Do this
Search the data below for the string "kecederaan". Extract every line that contains it.

Available records
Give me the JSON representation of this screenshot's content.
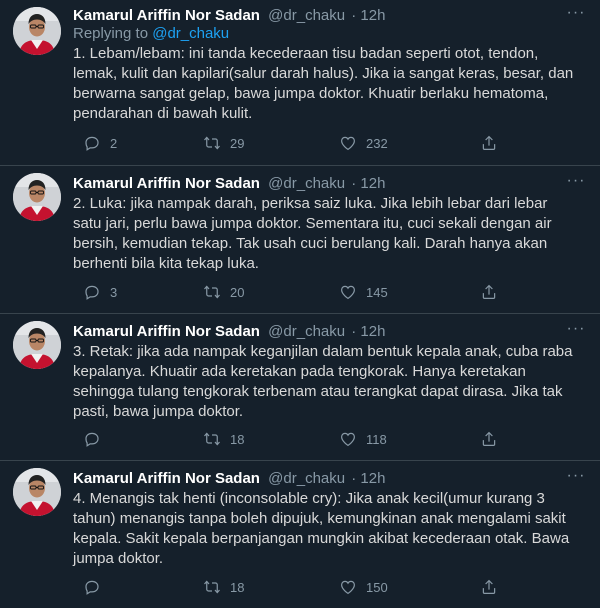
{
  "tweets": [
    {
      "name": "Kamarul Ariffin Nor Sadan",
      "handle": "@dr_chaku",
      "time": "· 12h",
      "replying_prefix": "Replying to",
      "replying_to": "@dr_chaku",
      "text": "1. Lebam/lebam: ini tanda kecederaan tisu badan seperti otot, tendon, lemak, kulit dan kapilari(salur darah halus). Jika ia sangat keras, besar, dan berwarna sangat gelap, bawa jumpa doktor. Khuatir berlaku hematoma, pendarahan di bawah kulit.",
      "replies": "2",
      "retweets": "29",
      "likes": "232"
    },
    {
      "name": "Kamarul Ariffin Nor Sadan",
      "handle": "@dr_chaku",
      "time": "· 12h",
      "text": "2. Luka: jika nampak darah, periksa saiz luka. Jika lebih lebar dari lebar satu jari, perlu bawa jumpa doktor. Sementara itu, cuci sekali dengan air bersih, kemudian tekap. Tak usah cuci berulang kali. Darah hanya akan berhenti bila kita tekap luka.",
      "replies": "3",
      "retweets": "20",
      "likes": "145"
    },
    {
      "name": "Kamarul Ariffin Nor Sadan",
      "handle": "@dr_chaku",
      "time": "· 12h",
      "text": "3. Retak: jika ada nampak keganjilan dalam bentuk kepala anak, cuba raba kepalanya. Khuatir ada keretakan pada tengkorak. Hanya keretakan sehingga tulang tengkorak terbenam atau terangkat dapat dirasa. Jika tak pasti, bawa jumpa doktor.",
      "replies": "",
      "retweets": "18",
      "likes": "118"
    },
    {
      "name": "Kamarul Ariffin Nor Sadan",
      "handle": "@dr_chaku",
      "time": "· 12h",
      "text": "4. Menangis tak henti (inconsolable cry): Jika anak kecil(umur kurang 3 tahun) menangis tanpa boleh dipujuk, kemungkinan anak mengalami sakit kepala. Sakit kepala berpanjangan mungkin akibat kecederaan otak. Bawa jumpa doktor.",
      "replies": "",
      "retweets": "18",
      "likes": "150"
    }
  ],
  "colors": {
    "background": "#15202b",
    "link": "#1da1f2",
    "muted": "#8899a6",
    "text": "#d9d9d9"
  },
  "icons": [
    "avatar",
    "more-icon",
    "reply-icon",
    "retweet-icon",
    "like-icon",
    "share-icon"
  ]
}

---

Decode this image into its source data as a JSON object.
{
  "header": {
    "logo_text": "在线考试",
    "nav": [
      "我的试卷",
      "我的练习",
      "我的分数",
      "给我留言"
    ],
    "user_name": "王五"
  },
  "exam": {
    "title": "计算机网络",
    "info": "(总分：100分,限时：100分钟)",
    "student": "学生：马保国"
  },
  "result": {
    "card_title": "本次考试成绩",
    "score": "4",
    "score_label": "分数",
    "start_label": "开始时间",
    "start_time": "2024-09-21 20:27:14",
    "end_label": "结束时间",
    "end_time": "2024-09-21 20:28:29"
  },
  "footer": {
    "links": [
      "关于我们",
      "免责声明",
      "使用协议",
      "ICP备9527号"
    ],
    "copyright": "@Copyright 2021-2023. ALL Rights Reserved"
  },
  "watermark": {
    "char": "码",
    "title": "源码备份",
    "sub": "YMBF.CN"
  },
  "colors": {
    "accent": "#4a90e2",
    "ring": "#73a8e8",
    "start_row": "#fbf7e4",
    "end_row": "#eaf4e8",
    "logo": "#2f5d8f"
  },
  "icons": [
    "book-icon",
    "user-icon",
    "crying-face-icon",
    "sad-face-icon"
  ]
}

Exercise output
      "text": "1. Lebam/lebam: ini tanda kecederaan tisu badan seperti otot, tendon, lemak, kulit dan kapilari(salur darah halus). Jika ia sangat keras, besar, dan berwarna sangat gelap, bawa jumpa doktor. Khuatir berlaku hematoma, pendarahan di bawah kulit.",
      "text": "4. Menangis tak henti (inconsolable cry): Jika anak kecil(umur kurang 3 tahun) menangis tanpa boleh dipujuk, kemungkinan anak mengalami sakit kepala. Sakit kepala berpanjangan mungkin akibat kecederaan otak. Bawa jumpa doktor.",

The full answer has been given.